→ What is being asked
Every line below that holds the string "Homem" should be copied out.

→ Provided records

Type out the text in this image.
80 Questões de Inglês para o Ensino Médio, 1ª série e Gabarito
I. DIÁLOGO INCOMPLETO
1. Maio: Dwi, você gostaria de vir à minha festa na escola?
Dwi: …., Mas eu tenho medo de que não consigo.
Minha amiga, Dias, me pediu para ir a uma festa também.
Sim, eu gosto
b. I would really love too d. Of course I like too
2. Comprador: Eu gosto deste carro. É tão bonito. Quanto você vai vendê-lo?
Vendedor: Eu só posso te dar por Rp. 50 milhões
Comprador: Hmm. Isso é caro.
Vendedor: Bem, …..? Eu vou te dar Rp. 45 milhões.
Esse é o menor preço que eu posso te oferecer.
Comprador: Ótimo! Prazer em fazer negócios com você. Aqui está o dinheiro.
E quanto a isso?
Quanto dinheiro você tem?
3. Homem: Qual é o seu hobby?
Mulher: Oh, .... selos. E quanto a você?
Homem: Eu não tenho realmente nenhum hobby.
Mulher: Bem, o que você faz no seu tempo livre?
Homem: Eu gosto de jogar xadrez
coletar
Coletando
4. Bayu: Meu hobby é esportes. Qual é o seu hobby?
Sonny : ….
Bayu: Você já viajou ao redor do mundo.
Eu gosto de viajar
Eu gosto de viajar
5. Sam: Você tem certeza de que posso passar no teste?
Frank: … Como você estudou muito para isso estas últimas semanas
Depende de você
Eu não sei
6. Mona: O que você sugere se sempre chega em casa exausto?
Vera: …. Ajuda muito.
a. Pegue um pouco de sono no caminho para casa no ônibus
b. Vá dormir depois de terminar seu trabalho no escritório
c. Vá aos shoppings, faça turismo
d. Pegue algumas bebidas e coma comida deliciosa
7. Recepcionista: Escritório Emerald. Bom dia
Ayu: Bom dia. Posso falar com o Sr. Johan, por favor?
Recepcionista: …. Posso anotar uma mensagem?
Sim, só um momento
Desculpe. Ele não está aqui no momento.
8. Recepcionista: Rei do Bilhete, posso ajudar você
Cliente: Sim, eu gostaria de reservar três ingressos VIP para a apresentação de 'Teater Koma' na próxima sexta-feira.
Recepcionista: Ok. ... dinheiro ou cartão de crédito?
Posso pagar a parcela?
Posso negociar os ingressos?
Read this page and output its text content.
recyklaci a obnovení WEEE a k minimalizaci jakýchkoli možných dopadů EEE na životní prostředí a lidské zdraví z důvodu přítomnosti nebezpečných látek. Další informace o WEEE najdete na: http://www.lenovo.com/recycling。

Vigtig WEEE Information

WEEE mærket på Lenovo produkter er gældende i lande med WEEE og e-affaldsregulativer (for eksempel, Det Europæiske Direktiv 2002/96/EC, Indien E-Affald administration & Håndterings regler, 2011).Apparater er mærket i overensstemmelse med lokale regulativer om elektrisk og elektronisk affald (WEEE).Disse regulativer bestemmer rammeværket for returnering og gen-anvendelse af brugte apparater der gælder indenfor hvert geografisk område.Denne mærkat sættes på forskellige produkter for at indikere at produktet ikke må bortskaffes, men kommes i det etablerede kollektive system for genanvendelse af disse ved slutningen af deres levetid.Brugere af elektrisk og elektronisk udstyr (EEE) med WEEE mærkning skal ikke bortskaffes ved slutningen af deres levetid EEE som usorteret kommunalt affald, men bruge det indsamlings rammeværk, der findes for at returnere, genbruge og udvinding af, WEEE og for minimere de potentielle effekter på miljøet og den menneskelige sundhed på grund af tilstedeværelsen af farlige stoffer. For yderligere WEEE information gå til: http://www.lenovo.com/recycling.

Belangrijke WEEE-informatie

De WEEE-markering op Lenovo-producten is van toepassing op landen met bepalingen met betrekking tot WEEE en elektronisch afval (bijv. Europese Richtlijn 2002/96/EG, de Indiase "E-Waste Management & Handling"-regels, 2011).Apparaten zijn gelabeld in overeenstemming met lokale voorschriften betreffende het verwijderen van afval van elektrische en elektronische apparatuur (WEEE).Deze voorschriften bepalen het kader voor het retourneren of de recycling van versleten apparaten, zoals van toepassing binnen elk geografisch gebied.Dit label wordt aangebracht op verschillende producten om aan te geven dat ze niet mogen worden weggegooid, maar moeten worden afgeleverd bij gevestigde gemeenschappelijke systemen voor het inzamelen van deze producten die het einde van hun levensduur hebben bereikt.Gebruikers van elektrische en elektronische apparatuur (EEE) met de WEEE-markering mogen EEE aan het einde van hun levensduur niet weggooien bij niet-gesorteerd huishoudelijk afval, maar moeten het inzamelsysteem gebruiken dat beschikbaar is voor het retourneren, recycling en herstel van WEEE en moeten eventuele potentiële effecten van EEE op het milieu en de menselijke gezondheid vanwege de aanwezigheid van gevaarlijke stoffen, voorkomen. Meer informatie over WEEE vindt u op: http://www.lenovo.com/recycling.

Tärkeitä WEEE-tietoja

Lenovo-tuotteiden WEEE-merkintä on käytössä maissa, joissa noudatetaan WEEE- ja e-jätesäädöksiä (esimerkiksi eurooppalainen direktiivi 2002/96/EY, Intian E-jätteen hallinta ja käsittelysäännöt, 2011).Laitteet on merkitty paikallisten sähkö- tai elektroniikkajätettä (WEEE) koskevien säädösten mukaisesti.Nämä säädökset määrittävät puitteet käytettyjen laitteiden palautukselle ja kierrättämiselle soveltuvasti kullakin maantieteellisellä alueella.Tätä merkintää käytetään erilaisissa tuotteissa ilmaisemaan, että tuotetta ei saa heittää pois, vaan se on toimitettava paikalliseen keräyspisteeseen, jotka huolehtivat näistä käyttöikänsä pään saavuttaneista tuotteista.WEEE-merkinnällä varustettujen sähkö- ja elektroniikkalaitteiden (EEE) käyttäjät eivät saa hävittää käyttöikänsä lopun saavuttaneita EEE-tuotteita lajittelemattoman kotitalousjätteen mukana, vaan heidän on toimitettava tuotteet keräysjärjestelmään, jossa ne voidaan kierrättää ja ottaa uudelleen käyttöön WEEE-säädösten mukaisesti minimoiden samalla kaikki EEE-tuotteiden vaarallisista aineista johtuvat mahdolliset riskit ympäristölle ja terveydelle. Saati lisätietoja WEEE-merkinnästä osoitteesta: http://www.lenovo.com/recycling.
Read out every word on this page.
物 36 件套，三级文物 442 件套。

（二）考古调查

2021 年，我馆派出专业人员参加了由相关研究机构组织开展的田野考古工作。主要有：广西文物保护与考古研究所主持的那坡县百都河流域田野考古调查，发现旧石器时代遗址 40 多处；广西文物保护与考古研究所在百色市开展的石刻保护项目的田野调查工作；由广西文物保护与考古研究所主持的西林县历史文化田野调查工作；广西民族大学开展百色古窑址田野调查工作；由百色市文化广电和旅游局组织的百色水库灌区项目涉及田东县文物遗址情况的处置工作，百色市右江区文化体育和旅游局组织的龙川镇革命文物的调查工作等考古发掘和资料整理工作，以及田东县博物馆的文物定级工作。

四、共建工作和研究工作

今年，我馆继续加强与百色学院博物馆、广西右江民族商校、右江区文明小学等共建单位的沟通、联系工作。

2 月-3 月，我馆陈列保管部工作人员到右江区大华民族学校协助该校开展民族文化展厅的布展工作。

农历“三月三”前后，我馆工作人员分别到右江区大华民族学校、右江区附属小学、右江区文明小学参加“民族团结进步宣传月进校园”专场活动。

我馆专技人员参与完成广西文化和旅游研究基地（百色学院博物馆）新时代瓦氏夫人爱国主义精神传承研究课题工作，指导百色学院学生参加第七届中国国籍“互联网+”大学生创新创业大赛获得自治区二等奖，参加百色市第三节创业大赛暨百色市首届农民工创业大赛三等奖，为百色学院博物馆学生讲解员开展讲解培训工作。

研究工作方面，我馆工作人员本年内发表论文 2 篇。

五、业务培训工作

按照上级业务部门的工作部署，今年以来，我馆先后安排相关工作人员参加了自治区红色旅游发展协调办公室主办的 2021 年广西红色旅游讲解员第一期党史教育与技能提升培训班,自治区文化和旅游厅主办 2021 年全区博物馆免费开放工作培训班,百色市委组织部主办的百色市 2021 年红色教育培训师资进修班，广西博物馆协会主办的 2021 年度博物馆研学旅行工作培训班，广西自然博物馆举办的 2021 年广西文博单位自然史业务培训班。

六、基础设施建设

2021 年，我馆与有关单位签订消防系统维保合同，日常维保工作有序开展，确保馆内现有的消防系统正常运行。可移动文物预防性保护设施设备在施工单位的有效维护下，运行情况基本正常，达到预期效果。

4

→ Final answer
3. Homem: Qual é o seu hobby?
Homem: Eu não tenho realmente nenhum hobby.
Homem: Eu gosto de jogar xadrez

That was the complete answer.